AIM OF THE EXERCISE
Reproduce the data word for word, from its opening line through the line containing "appendix-date-number: от 03.10.2019", including that line.

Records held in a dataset
——

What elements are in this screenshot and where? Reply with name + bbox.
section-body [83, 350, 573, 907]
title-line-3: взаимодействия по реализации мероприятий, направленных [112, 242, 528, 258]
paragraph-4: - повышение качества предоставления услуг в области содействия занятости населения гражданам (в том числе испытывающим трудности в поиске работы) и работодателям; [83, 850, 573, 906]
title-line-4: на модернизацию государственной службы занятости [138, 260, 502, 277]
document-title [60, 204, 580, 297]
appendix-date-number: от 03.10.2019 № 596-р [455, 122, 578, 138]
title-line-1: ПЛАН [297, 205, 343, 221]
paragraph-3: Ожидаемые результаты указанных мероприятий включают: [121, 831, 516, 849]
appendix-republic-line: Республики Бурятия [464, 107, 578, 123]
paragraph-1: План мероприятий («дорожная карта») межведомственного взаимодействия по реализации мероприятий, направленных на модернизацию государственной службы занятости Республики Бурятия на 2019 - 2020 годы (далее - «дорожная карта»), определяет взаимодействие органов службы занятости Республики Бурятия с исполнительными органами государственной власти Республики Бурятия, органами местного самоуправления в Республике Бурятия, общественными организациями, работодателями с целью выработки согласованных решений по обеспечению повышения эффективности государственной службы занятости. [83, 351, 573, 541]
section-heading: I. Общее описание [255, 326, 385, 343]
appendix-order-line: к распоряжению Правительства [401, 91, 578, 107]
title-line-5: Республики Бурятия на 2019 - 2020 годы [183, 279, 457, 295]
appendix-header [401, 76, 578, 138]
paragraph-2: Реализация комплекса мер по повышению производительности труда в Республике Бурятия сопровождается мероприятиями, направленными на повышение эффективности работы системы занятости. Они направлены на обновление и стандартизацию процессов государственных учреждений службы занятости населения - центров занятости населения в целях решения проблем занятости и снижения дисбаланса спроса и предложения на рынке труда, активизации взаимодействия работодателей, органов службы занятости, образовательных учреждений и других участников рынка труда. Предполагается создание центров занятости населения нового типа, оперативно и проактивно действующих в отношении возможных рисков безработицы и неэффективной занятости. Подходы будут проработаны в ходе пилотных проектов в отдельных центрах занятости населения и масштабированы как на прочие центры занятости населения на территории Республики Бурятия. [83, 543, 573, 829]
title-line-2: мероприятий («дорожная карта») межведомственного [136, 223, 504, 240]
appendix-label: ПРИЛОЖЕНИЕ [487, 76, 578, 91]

——

EXERCISE SOLUTION
What elements are in this screenshot and where? Reply with name + bbox.
section-body [83, 350, 573, 907]
title-line-3: взаимодействия по реализации мероприятий, направленных [112, 242, 528, 258]
paragraph-4: - повышение качества предоставления услуг в области содействия занятости населения гражданам (в том числе испытывающим трудности в поиске работы) и работодателям; [83, 850, 573, 906]
title-line-4: на модернизацию государственной службы занятости [138, 260, 502, 277]
document-title [60, 204, 580, 297]
appendix-date-number: от 03.10.2019 № 596-р [455, 122, 578, 138]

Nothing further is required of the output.